- DIRECTIONS FOR THIS TASK
Pictures stay out of the copy; restate everything else in the material exactly.

[start of DATA FOR THIS EXERCISE]

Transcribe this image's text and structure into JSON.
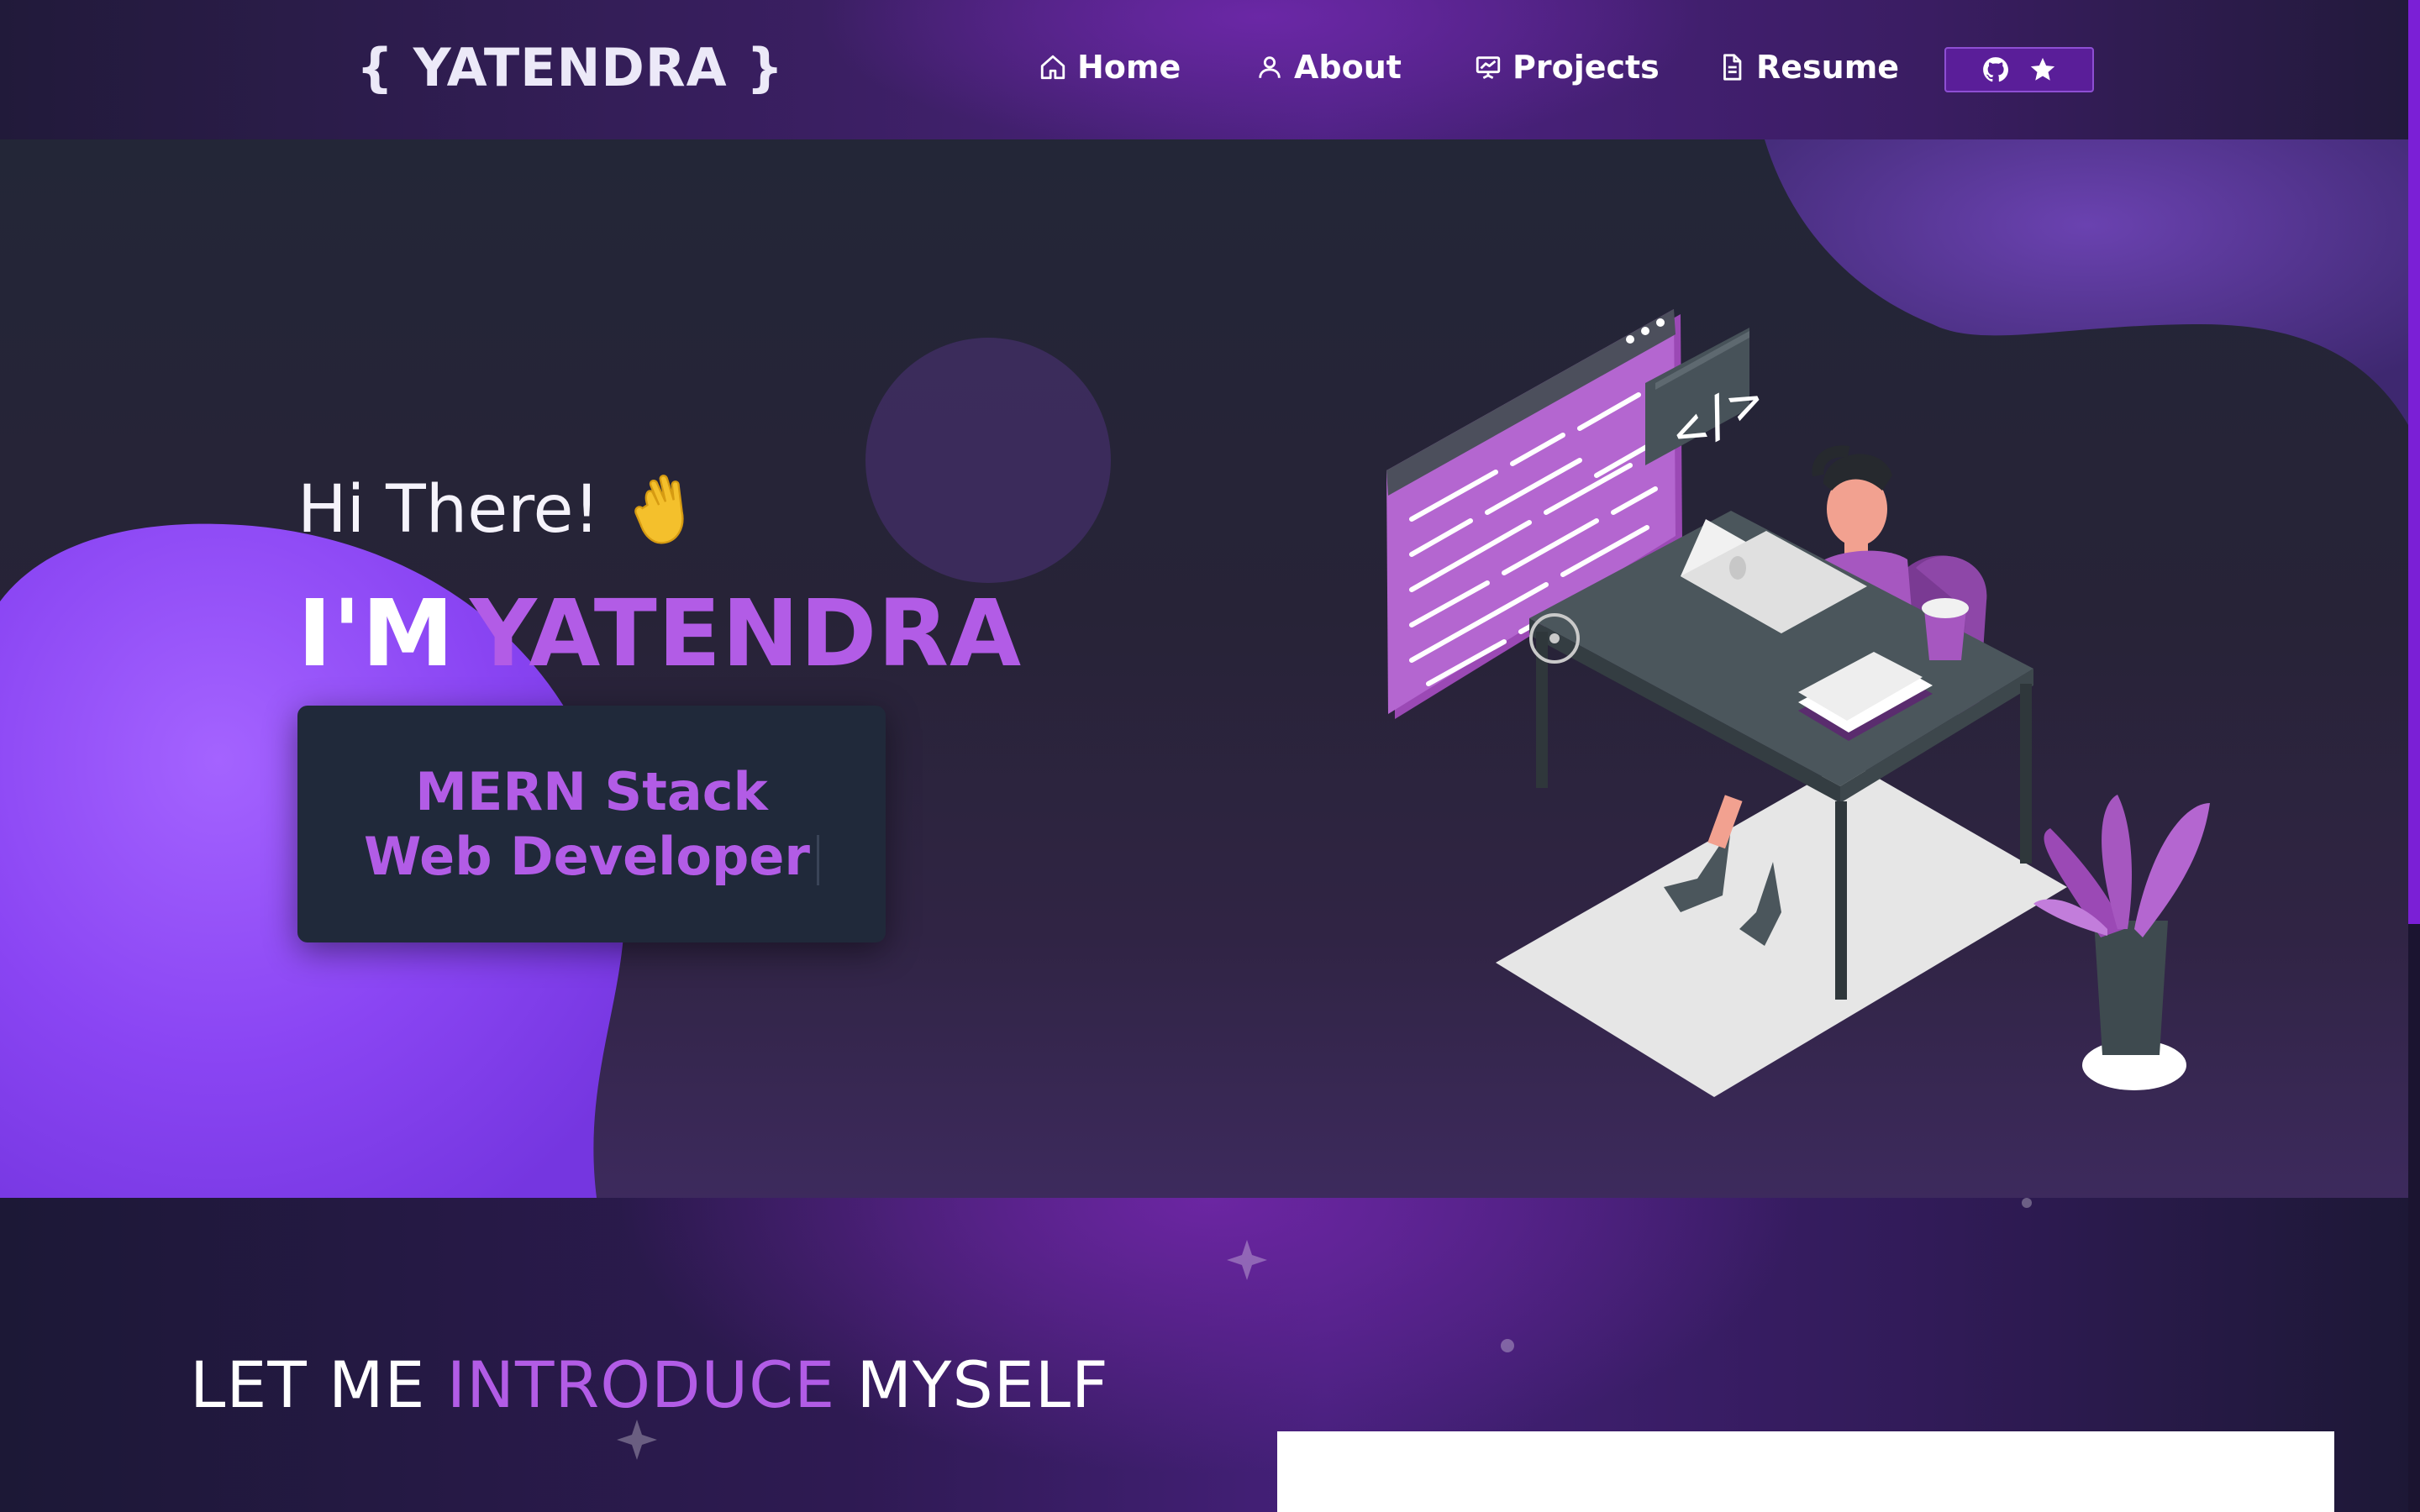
{
  "navbar": {
    "brand": "{ YATENDRA }",
    "items": [
      {
        "label": "Home",
        "icon": "home-icon"
      },
      {
        "label": "About",
        "icon": "user-icon"
      },
      {
        "label": "Projects",
        "icon": "presentation-icon"
      },
      {
        "label": "Resume",
        "icon": "document-icon"
      }
    ],
    "github_button": {
      "icons": [
        "github-icon",
        "star-icon"
      ]
    }
  },
  "hero": {
    "greeting": "Hi There!",
    "greeting_icon": "waving-hand-icon",
    "intro_prefix": "I'M",
    "name": "YATENDRA",
    "role": "MERN Stack Web Developer",
    "illustration": "developer-at-desk-illustration"
  },
  "about": {
    "title_part1": "LET ME",
    "title_highlight": "INTRODUCE",
    "title_part2": "MYSELF"
  },
  "colors": {
    "accent": "#b25ce6",
    "nav_gradient_mid": "#4d2282",
    "hero_bg": "#272337",
    "card_bg": "#20293a",
    "blob": "#8b45f5",
    "github_button": "#5a1e99"
  }
}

[end of DATA FOR THIS EXERCISE]

- SOLUTION
Transcribe this image's text and structure into JSON.
{
  "navbar": {
    "brand": "{ YATENDRA }",
    "items": [
      {
        "label": "Home",
        "icon": "home-icon"
      },
      {
        "label": "About",
        "icon": "user-icon"
      },
      {
        "label": "Projects",
        "icon": "presentation-icon"
      },
      {
        "label": "Resume",
        "icon": "document-icon"
      }
    ],
    "github_button": {
      "icons": [
        "github-icon",
        "star-icon"
      ]
    }
  },
  "hero": {
    "greeting": "Hi There!",
    "greeting_icon": "waving-hand-icon",
    "intro_prefix": "I'M",
    "name": "YATENDRA",
    "role": "MERN Stack Web Developer",
    "illustration": "developer-at-desk-illustration"
  },
  "about": {
    "title_part1": "LET ME",
    "title_highlight": "INTRODUCE",
    "title_part2": "MYSELF"
  },
  "colors": {
    "accent": "#b25ce6",
    "nav_gradient_mid": "#4d2282",
    "hero_bg": "#272337",
    "card_bg": "#20293a",
    "blob": "#8b45f5",
    "github_button": "#5a1e99"
  }
}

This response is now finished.